The entire listing is to be repeated verbatim.

*Entries shown*:
···
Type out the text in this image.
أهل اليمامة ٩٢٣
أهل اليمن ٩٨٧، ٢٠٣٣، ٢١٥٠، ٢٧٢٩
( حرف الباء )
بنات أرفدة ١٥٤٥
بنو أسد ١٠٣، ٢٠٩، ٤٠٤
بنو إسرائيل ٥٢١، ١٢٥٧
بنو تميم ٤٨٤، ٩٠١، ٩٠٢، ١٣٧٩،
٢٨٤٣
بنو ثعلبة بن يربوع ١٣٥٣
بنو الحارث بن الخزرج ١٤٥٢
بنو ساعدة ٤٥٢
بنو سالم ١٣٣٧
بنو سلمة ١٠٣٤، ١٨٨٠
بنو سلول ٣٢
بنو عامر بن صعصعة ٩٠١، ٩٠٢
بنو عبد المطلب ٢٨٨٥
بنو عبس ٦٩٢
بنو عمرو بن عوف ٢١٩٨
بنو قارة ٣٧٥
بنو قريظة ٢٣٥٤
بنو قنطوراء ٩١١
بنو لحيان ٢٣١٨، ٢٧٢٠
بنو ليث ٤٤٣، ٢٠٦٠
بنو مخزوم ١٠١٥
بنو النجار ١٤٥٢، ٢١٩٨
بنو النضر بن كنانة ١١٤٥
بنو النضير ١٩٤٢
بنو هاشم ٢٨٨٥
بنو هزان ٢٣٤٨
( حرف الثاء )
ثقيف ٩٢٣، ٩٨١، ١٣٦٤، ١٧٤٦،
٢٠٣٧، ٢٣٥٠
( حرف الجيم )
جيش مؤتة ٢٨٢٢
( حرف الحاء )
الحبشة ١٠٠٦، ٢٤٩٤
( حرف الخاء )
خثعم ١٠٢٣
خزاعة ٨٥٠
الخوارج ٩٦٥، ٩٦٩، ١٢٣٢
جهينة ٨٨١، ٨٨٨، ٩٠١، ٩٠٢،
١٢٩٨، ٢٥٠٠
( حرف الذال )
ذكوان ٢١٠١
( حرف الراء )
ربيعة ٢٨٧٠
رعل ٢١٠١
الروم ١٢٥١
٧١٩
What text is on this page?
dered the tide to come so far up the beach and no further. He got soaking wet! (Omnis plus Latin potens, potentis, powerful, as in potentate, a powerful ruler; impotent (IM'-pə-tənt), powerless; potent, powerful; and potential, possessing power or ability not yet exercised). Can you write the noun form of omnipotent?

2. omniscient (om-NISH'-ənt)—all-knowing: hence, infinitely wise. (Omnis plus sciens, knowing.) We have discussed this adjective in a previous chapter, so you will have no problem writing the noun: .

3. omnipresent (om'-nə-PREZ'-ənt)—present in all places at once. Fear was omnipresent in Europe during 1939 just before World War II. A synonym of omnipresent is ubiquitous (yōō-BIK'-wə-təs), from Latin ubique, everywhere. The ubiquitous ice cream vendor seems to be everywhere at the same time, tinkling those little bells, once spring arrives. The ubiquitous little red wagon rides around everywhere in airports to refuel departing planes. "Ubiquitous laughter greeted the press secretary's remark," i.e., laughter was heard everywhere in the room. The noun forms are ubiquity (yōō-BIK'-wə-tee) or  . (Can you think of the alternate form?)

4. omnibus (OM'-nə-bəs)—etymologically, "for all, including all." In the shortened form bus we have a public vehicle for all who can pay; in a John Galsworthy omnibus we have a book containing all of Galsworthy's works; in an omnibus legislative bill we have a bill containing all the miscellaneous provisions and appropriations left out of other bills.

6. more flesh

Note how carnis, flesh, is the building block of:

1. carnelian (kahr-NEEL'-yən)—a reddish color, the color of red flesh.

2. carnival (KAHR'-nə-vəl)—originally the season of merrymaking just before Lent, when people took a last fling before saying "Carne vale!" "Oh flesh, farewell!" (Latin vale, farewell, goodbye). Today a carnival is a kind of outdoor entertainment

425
···
*Written solution*:
Type out the text in this image.
أهل اليمامة ٩٢٣
أهل اليمن ٩٨٧، ٢٠٣٣، ٢١٥٠، ٢٧٢٩
( حرف الباء )
بنات أرفدة ١٥٤٥
بنو أسد ١٠٣، ٢٠٩، ٤٠٤
بنو إسرائيل ٥٢١، ١٢٥٧
بنو تميم ٤٨٤، ٩٠١، ٩٠٢، ١٣٧٩،
٢٨٤٣
بنو ثعلبة بن يربوع ١٣٥٣
بنو الحارث بن الخزرج ١٤٥٢
بنو ساعدة ٤٥٢
بنو سالم ١٣٣٧
بنو سلمة ١٠٣٤، ١٨٨٠
بنو سلول ٣٢
بنو عامر بن صعصعة ٩٠١، ٩٠٢
بنو عبد المطلب ٢٨٨٥
بنو عبس ٦٩٢
بنو عمرو بن عوف ٢١٩٨
بنو قارة ٣٧٥
بنو قريظة ٢٣٥٤
بنو قنطوراء ٩١١
بنو لحيان ٢٣١٨، ٢٧٢٠
بنو ليث ٤٤٣، ٢٠٦٠
بنو مخزوم ١٠١٥
بنو النجار ١٤٥٢، ٢١٩٨
بنو النضر بن كنانة ١١٤٥
بنو النضير ١٩٤٢
بنو هاشم ٢٨٨٥
بنو هزان ٢٣٤٨
( حرف الثاء )
ثقيف ٩٢٣، ٩٨١، ١٣٦٤، ١٧٤٦،
٢٠٣٧، ٢٣٥٠
( حرف الجيم )
جيش مؤتة ٢٨٢٢
( حرف الحاء )
الحبشة ١٠٠٦، ٢٤٩٤
( حرف الخاء )
خثعم ١٠٢٣
خزاعة ٨٥٠
الخوارج ٩٦٥، ٩٦٩، ١٢٣٢
جهينة ٨٨١، ٨٨٨، ٩٠١، ٩٠٢،
١٢٩٨، ٢٥٠٠
( حرف الذال )
ذكوان ٢١٠١
( حرف الراء )
ربيعة ٢٨٧٠
رعل ٢١٠١
الروم ١٢٥١
٧١٩
What text is on this page?
dered the tide to come so far up the beach and no further. He got soaking wet! (Omnis plus Latin potens, potentis, powerful, as in potentate, a powerful ruler; impotent (IM'-pə-tənt), powerless; potent, powerful; and potential, possessing power or ability not yet exercised). Can you write the noun form of omnipotent?

2. omniscient (om-NISH'-ənt)—all-knowing: hence, infinitely wise. (Omnis plus sciens, knowing.) We have discussed this adjective in a previous chapter, so you will have no problem writing the noun: .

3. omnipresent (om'-nə-PREZ'-ənt)—present in all places at once. Fear was omnipresent in Europe during 1939 just before World War II. A synonym of omnipresent is ubiquitous (yōō-BIK'-wə-təs), from Latin ubique, everywhere. The ubiquitous ice cream vendor seems to be everywhere at the same time, tinkling those little bells, once spring arrives. The ubiquitous little red wagon rides around everywhere in airports to refuel departing planes. "Ubiquitous laughter greeted the press secretary's remark," i.e., laughter was heard everywhere in the room. The noun forms are ubiquity (yōō-BIK'-wə-tee) or  . (Can you think of the alternate form?)

4. omnibus (OM'-nə-bəs)—etymologically, "for all, including all." In the shortened form bus we have a public vehicle for all who can pay; in a John Galsworthy omnibus we have a book containing all of Galsworthy's works; in an omnibus legislative bill we have a bill containing all the miscellaneous provisions and appropriations left out of other bills.

6. more flesh

Note how carnis, flesh, is the building block of:

1. carnelian (kahr-NEEL'-yən)—a reddish color, the color of red flesh.

2. carnival (KAHR'-nə-vəl)—originally the season of merrymaking just before Lent, when people took a last fling before saying "Carne vale!" "Oh flesh, farewell!" (Latin vale, farewell, goodbye). Today a carnival is a kind of outdoor entertainment

425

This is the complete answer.